* **EXERCISE**: Look for the word "Selenium" in the entries below, then copy every line that has it.

— START OF PROVIDED RECORDS —

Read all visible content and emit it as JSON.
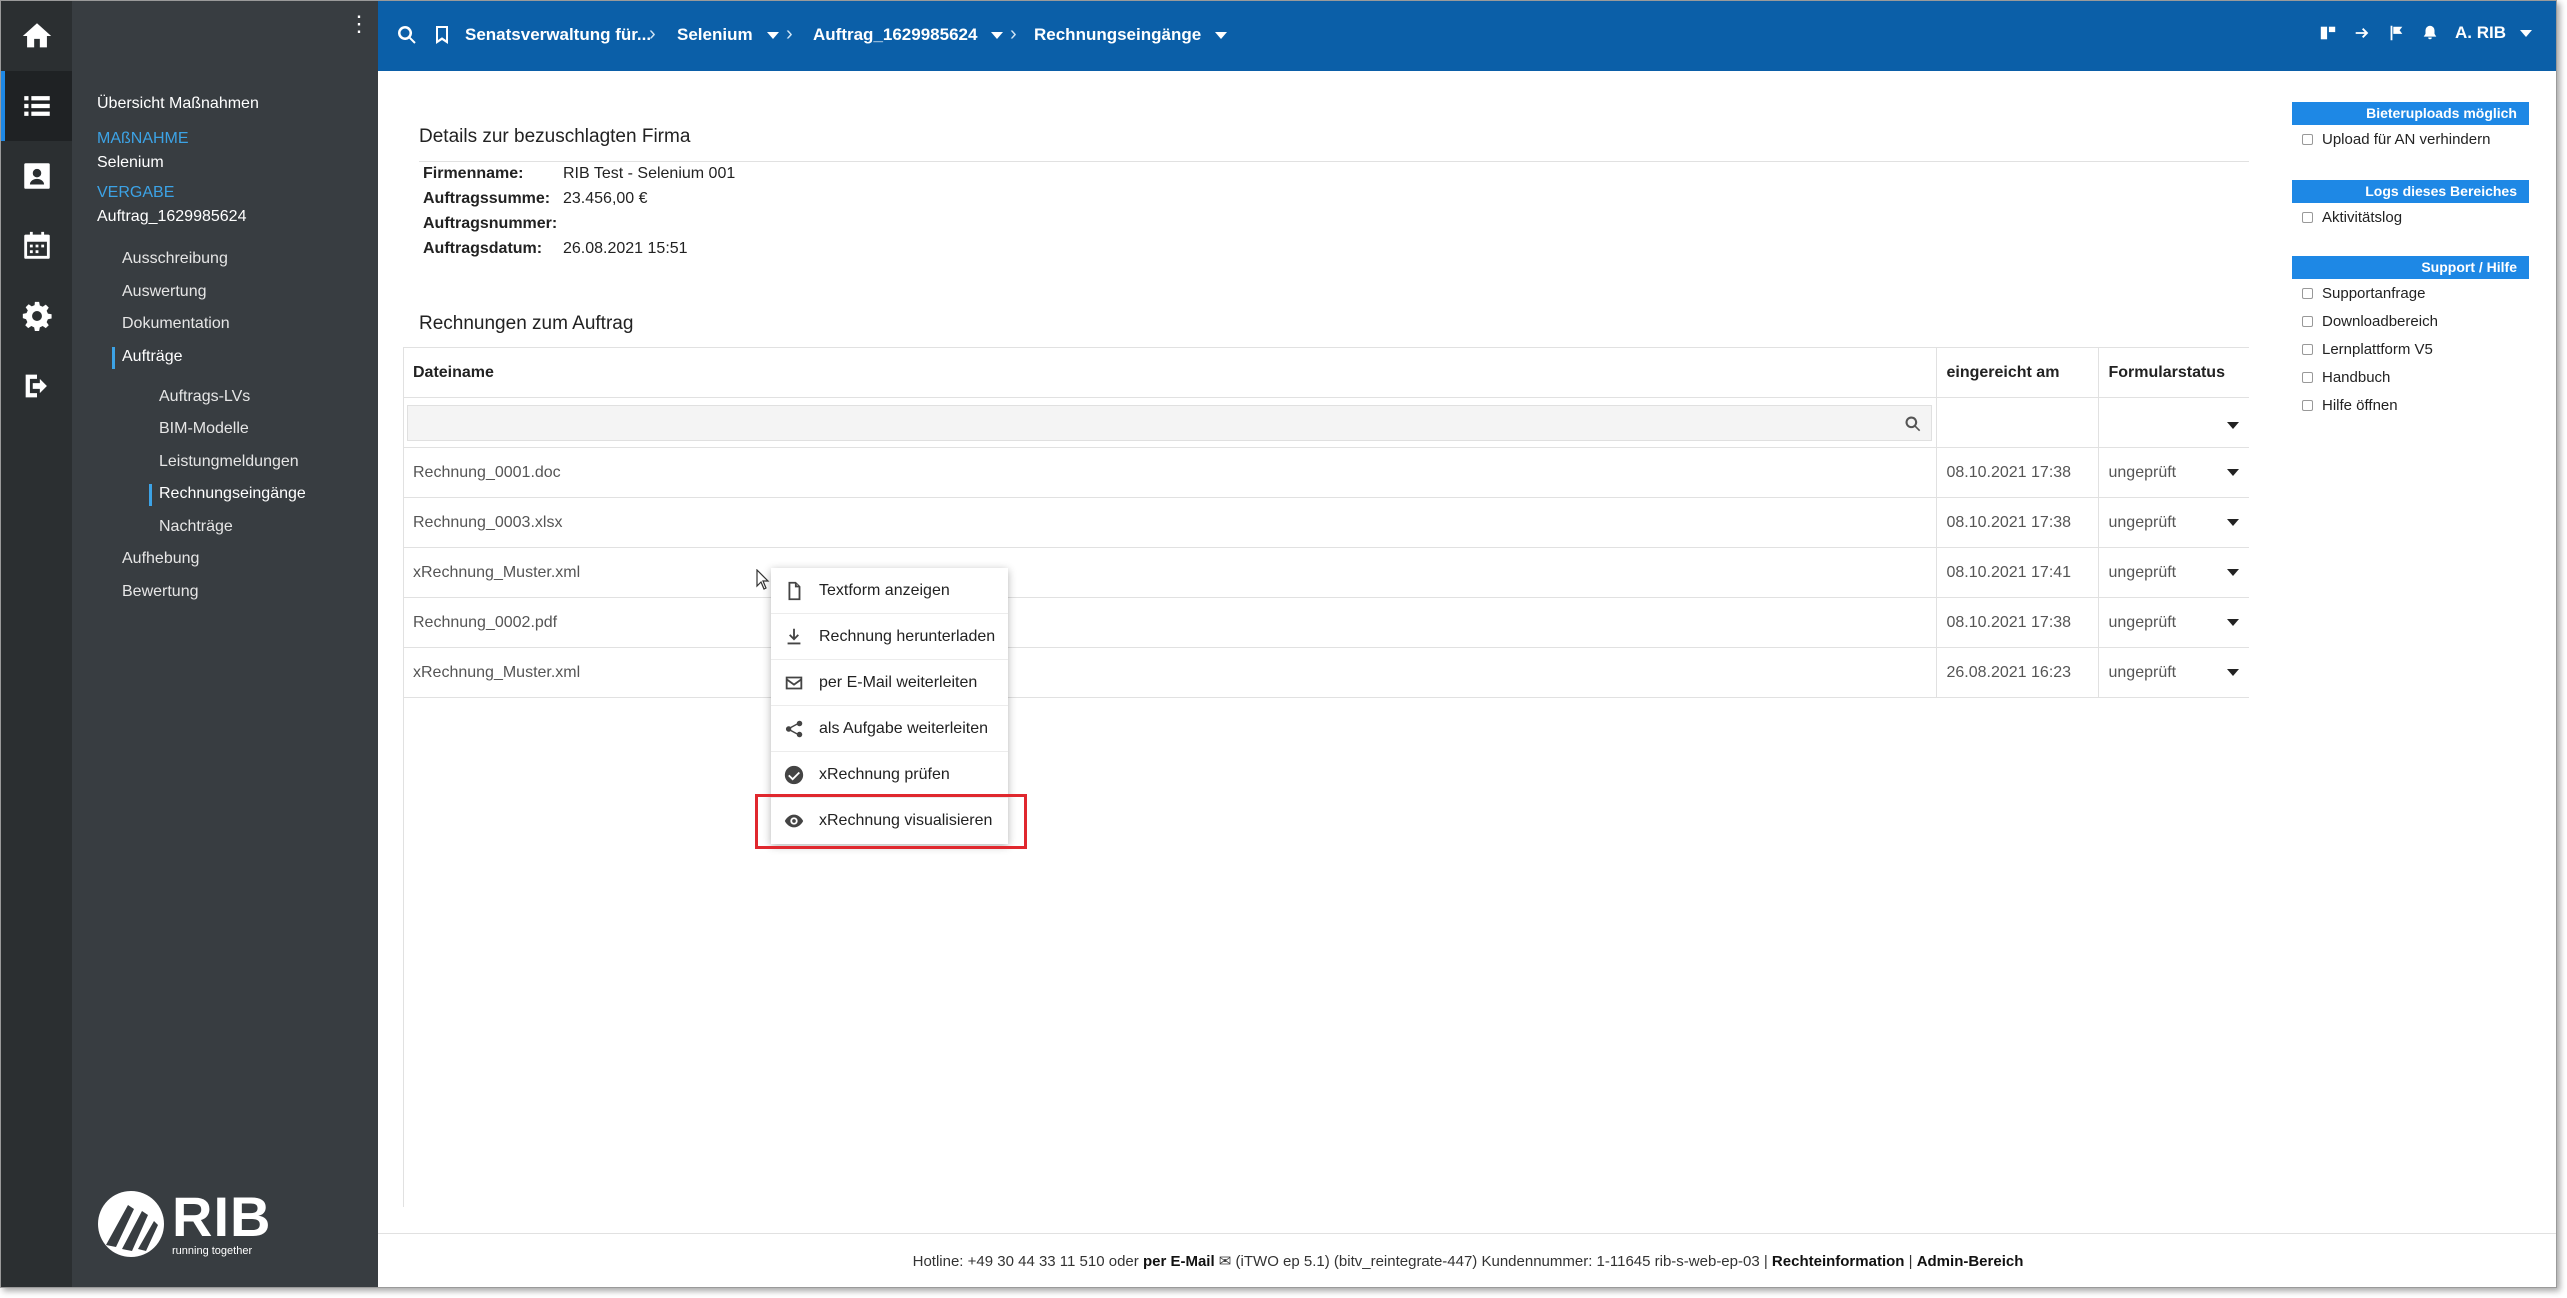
{
  "nav": {
    "overview": "Übersicht Maßnahmen",
    "massnahme_label": "MAßNAHME",
    "massnahme_value": "Selenium",
    "vergabe_label": "VERGABE",
    "vergabe_value": "Auftrag_1629985624",
    "items": [
      "Ausschreibung",
      "Auswertung",
      "Dokumentation",
      "Aufträge"
    ],
    "subitems": [
      "Auftrags-LVs",
      "BIM-Modelle",
      "Leistungmeldungen",
      "Rechnungseingänge",
      "Nachträge"
    ],
    "items_after": [
      "Aufhebung",
      "Bewertung"
    ],
    "logo_text": "RIB",
    "logo_tagline": "running together"
  },
  "topbar": {
    "crumbs": [
      "Senatsverwaltung für...",
      "Selenium",
      "Auftrag_1629985624",
      "Rechnungseingänge"
    ],
    "user": "A. RIB"
  },
  "details": {
    "title": "Details zur bezuschlagten Firma",
    "rows": [
      {
        "k": "Firmenname:",
        "v": "RIB Test - Selenium 001"
      },
      {
        "k": "Auftragssumme:",
        "v": "23.456,00 €"
      },
      {
        "k": "Auftragsnummer:",
        "v": ""
      },
      {
        "k": "Auftragsdatum:",
        "v": "26.08.2021 15:51"
      }
    ]
  },
  "invoices": {
    "title": "Rechnungen zum Auftrag",
    "columns": [
      "Dateiname",
      "eingereicht am",
      "Formularstatus"
    ],
    "rows": [
      {
        "file": "Rechnung_0001.doc",
        "date": "08.10.2021 17:38",
        "status": "ungeprüft"
      },
      {
        "file": "Rechnung_0003.xlsx",
        "date": "08.10.2021 17:38",
        "status": "ungeprüft"
      },
      {
        "file": "xRechnung_Muster.xml",
        "date": "08.10.2021 17:41",
        "status": "ungeprüft"
      },
      {
        "file": "Rechnung_0002.pdf",
        "date": "08.10.2021 17:38",
        "status": "ungeprüft"
      },
      {
        "file": "xRechnung_Muster.xml",
        "date": "26.08.2021 16:23",
        "status": "ungeprüft"
      }
    ]
  },
  "context_menu": {
    "items": [
      {
        "label": "Textform anzeigen",
        "icon": "document-icon"
      },
      {
        "label": "Rechnung herunterladen",
        "icon": "download-icon"
      },
      {
        "label": "per E-Mail weiterleiten",
        "icon": "mail-icon"
      },
      {
        "label": "als Aufgabe weiterleiten",
        "icon": "share-icon"
      },
      {
        "label": "xRechnung prüfen",
        "icon": "check-circle-icon"
      },
      {
        "label": "xRechnung visualisieren",
        "icon": "eye-icon"
      }
    ]
  },
  "right_panel": {
    "sections": [
      {
        "title": "Bieteruploads möglich",
        "items": [
          "Upload für AN verhindern"
        ]
      },
      {
        "title": "Logs dieses Bereiches",
        "items": [
          "Aktivitätslog"
        ]
      },
      {
        "title": "Support / Hilfe",
        "items": [
          "Supportanfrage",
          "Downloadbereich",
          "Lernplattform V5",
          "Handbuch",
          "Hilfe öffnen"
        ]
      }
    ]
  },
  "footer": {
    "hotline": "Hotline: +49 30 44 33 11 510 oder",
    "email_label": "per E-Mail",
    "meta": "(iTWO ep 5.1) (bitv_reintegrate-447)   Kundennummer: 1-11645 rib-s-web-ep-03 |",
    "legal": "Rechteinformation",
    "sep": "|",
    "admin": "Admin-Bereich"
  },
  "colors": {
    "topbar": "#0b5fa8",
    "rail": "#2b2f31",
    "nav": "#383d41",
    "accent": "#1e88e5",
    "highlight": "#e0282e"
  }
}
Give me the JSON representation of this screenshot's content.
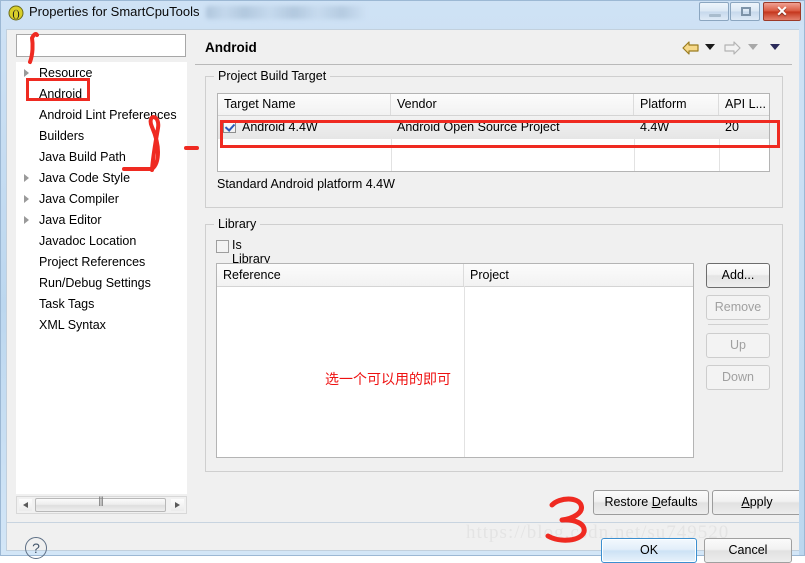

— END OF PROVIDED RECORDS —

* **RESPONSE TO THE EXERCISE**:
    "massnahme_value": "Selenium",
      "Selenium",
        "v": "RIB Test - Selenium 001"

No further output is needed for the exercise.